Stored data:
════

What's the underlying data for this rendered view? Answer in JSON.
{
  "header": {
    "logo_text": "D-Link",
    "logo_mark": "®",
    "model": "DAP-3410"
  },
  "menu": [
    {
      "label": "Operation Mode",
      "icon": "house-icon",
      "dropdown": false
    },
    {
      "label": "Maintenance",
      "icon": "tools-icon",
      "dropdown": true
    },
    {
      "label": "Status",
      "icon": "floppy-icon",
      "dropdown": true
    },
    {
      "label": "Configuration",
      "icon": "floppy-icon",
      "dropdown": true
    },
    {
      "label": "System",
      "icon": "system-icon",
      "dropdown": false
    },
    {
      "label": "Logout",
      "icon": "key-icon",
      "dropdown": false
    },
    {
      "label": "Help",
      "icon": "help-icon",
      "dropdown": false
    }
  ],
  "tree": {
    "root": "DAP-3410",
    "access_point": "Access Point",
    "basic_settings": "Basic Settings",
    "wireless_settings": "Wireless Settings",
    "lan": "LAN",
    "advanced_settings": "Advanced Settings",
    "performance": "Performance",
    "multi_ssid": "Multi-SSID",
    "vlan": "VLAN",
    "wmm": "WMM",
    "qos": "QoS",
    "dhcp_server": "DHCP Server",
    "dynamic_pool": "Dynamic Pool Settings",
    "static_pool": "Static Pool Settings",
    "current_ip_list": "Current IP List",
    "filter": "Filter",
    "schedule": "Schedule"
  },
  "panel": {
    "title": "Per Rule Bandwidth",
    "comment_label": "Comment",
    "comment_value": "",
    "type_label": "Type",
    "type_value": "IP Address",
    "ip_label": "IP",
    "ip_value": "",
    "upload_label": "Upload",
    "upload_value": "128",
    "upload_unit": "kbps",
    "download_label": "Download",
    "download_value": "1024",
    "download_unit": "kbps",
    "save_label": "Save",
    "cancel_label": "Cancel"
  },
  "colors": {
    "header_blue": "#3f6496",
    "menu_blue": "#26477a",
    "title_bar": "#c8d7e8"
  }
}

════

Problem requirements:
Write out every line of the records exactly.

Answer to the exercise:
What's the underlying data for this rendered view? Answer in JSON.
{
  "header": {
    "logo_text": "D-Link",
    "logo_mark": "®",
    "model": "DAP-3410"
  },
  "menu": [
    {
      "label": "Operation Mode",
      "icon": "house-icon",
      "dropdown": false
    },
    {
      "label": "Maintenance",
      "icon": "tools-icon",
      "dropdown": true
    },
    {
      "label": "Status",
      "icon": "floppy-icon",
      "dropdown": true
    },
    {
      "label": "Configuration",
      "icon": "floppy-icon",
      "dropdown": true
    },
    {
      "label": "System",
      "icon": "system-icon",
      "dropdown": false
    },
    {
      "label": "Logout",
      "icon": "key-icon",
      "dropdown": false
    },
    {
      "label": "Help",
      "icon": "help-icon",
      "dropdown": false
    }
  ],
  "tree": {
    "root": "DAP-3410",
    "access_point": "Access Point",
    "basic_settings": "Basic Settings",
    "wireless_settings": "Wireless Settings",
    "lan": "LAN",
    "advanced_settings": "Advanced Settings",
    "performance": "Performance",
    "multi_ssid": "Multi-SSID",
    "vlan": "VLAN",
    "wmm": "WMM",
    "qos": "QoS",
    "dhcp_server": "DHCP Server",
    "dynamic_pool": "Dynamic Pool Settings",
    "static_pool": "Static Pool Settings",
    "current_ip_list": "Current IP List",
    "filter": "Filter",
    "schedule": "Schedule"
  },
  "panel": {
    "title": "Per Rule Bandwidth",
    "comment_label": "Comment",
    "comment_value": "",
    "type_label": "Type",
    "type_value": "IP Address",
    "ip_label": "IP",
    "ip_value": "",
    "upload_label": "Upload",
    "upload_value": "128",
    "upload_unit": "kbps",
    "download_label": "Download",
    "download_value": "1024",
    "download_unit": "kbps",
    "save_label": "Save",
    "cancel_label": "Cancel"
  },
  "colors": {
    "header_blue": "#3f6496",
    "menu_blue": "#26477a",
    "title_bar": "#c8d7e8"
  }
}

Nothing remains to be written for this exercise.